— Stated goal —
Without the pictures, copy the entries below word for word.

— Records for this task —
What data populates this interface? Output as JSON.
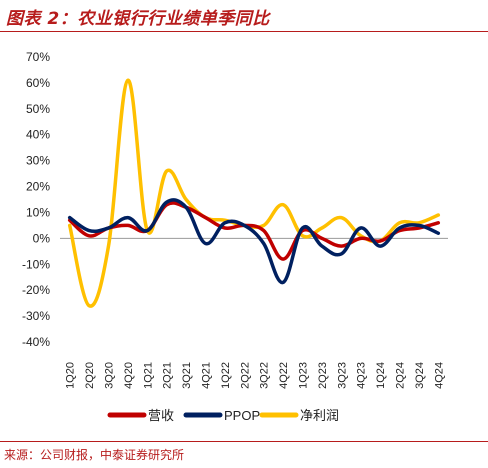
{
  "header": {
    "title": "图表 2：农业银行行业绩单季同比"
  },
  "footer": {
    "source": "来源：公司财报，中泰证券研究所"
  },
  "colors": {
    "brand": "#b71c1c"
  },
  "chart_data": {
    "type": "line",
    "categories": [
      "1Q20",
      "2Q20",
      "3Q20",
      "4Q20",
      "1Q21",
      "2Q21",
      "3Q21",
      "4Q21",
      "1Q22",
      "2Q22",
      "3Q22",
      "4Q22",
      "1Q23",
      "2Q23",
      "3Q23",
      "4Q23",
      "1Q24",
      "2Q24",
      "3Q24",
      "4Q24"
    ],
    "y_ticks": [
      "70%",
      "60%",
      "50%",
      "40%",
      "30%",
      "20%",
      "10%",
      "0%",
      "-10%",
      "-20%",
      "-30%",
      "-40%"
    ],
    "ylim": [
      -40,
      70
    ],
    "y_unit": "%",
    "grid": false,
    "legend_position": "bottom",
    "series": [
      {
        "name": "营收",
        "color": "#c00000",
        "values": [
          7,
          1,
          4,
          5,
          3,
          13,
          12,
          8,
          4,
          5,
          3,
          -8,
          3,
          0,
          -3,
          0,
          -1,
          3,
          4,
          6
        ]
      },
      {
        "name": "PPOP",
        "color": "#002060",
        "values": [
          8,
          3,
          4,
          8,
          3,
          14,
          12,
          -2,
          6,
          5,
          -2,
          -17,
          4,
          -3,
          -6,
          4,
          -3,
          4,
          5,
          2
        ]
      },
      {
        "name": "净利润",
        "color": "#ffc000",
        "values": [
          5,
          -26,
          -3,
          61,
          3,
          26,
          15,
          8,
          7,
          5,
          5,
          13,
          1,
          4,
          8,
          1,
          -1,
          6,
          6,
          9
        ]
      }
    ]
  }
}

— Response to this exercise —
What data populates this interface? Output as JSON.
{
  "header": {
    "title": "图表 2：农业银行行业绩单季同比"
  },
  "footer": {
    "source": "来源：公司财报，中泰证券研究所"
  },
  "colors": {
    "brand": "#b71c1c"
  },
  "chart_data": {
    "type": "line",
    "categories": [
      "1Q20",
      "2Q20",
      "3Q20",
      "4Q20",
      "1Q21",
      "2Q21",
      "3Q21",
      "4Q21",
      "1Q22",
      "2Q22",
      "3Q22",
      "4Q22",
      "1Q23",
      "2Q23",
      "3Q23",
      "4Q23",
      "1Q24",
      "2Q24",
      "3Q24",
      "4Q24"
    ],
    "y_ticks": [
      "70%",
      "60%",
      "50%",
      "40%",
      "30%",
      "20%",
      "10%",
      "0%",
      "-10%",
      "-20%",
      "-30%",
      "-40%"
    ],
    "ylim": [
      -40,
      70
    ],
    "y_unit": "%",
    "grid": false,
    "legend_position": "bottom",
    "series": [
      {
        "name": "营收",
        "color": "#c00000",
        "values": [
          7,
          1,
          4,
          5,
          3,
          13,
          12,
          8,
          4,
          5,
          3,
          -8,
          3,
          0,
          -3,
          0,
          -1,
          3,
          4,
          6
        ]
      },
      {
        "name": "PPOP",
        "color": "#002060",
        "values": [
          8,
          3,
          4,
          8,
          3,
          14,
          12,
          -2,
          6,
          5,
          -2,
          -17,
          4,
          -3,
          -6,
          4,
          -3,
          4,
          5,
          2
        ]
      },
      {
        "name": "净利润",
        "color": "#ffc000",
        "values": [
          5,
          -26,
          -3,
          61,
          3,
          26,
          15,
          8,
          7,
          5,
          5,
          13,
          1,
          4,
          8,
          1,
          -1,
          6,
          6,
          9
        ]
      }
    ]
  }
}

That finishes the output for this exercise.